START DATA IN THIS EXERCISE

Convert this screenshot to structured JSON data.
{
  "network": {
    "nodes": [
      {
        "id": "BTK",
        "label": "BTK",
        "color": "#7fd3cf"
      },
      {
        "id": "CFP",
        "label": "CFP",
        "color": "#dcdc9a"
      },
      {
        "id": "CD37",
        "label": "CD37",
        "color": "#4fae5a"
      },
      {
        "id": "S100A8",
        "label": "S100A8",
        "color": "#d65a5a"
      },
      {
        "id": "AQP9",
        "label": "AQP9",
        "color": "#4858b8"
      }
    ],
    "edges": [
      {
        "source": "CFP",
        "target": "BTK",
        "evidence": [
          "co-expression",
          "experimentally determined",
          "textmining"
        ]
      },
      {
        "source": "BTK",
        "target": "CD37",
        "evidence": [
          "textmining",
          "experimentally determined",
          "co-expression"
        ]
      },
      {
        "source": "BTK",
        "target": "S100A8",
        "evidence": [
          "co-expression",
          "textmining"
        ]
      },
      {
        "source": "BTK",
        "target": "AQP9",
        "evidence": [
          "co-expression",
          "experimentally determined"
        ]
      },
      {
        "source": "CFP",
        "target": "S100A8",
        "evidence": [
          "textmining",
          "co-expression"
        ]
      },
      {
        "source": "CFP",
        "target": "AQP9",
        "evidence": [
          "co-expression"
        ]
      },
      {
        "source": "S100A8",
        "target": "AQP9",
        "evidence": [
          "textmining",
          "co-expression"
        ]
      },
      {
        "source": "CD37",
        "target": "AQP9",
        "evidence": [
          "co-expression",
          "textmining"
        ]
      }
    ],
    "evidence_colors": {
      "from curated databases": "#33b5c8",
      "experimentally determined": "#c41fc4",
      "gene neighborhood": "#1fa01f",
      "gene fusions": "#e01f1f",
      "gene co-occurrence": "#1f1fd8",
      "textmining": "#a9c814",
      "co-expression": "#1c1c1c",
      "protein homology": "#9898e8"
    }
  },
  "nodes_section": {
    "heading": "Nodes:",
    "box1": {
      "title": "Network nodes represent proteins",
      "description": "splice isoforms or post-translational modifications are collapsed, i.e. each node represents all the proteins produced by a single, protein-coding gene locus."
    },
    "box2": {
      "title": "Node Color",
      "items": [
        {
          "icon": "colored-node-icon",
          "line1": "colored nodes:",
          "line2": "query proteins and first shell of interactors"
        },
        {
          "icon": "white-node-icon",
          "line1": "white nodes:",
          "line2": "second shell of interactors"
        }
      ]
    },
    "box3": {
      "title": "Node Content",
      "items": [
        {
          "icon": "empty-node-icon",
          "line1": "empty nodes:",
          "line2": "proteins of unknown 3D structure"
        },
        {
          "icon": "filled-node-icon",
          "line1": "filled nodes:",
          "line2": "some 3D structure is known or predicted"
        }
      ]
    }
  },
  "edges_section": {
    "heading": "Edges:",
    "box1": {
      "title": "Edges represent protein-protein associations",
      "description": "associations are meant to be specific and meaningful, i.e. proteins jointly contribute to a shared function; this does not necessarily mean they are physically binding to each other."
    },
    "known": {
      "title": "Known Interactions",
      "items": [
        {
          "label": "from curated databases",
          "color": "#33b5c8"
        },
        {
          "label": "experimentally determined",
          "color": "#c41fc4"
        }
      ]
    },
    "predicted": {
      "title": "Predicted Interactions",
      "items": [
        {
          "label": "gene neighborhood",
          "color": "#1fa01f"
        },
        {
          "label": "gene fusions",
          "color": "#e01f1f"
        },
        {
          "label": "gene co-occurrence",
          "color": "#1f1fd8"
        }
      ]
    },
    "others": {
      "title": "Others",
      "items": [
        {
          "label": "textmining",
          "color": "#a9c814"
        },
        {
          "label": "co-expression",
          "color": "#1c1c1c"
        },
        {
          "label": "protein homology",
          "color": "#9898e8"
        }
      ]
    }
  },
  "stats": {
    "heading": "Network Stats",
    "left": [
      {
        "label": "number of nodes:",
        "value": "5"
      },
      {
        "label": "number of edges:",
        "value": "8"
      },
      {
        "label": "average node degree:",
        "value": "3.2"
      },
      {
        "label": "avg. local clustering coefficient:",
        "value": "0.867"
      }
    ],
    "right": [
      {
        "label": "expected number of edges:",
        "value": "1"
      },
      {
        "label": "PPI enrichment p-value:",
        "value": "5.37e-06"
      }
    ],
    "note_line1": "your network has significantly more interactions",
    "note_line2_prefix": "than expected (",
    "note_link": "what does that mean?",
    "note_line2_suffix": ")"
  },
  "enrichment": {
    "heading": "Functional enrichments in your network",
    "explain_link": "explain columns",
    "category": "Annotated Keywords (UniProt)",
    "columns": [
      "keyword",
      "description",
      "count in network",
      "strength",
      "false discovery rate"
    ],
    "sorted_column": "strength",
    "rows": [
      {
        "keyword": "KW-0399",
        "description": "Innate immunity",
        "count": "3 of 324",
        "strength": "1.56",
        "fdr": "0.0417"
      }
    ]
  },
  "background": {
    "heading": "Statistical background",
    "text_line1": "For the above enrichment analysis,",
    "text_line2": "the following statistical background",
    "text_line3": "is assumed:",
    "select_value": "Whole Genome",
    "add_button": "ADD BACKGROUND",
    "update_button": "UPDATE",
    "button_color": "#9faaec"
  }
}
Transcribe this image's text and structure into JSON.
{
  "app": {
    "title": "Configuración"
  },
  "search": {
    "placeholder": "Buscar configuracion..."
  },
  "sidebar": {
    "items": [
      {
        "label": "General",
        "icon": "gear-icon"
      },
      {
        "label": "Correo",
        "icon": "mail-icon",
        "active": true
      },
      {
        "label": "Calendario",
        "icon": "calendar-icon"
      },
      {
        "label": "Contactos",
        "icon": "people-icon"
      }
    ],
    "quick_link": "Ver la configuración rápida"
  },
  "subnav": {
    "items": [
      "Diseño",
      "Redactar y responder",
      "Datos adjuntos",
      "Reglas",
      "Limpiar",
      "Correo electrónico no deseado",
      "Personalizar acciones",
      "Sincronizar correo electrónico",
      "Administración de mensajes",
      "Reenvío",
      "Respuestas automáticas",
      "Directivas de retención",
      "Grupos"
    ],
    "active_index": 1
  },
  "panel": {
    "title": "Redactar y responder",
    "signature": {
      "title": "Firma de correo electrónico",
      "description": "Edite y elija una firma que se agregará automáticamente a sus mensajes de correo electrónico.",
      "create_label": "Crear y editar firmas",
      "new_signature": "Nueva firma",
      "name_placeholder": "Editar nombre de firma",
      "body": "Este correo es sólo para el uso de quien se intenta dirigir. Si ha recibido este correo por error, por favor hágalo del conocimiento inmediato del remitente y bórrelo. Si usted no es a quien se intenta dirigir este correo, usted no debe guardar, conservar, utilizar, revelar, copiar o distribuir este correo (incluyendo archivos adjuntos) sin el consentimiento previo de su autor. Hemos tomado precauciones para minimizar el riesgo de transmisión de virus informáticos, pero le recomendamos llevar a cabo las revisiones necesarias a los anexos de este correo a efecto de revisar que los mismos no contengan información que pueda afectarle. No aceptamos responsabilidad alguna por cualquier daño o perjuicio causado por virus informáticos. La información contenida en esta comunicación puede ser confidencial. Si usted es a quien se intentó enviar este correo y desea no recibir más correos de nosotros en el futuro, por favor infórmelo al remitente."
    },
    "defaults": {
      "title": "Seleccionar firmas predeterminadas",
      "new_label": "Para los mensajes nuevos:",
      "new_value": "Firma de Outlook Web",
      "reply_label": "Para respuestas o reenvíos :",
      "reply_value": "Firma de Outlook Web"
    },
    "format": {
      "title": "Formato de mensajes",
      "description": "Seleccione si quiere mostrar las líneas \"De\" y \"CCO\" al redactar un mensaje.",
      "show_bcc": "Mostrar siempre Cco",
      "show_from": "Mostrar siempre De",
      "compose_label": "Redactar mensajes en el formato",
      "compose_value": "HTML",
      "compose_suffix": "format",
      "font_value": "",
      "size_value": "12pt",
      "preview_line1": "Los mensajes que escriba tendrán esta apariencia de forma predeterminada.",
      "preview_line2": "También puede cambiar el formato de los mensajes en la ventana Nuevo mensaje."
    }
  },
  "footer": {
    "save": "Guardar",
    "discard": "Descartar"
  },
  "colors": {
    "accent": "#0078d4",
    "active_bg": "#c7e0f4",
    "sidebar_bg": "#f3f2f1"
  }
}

END DATA IN THIS EXERCISE

- **WORK ITEM**: Check each line of the records above, and copy those that hold the word "curated".

- **EXPECTED OUTPUT**:
      "from curated databases": "#33b5c8",
          "label": "from curated databases",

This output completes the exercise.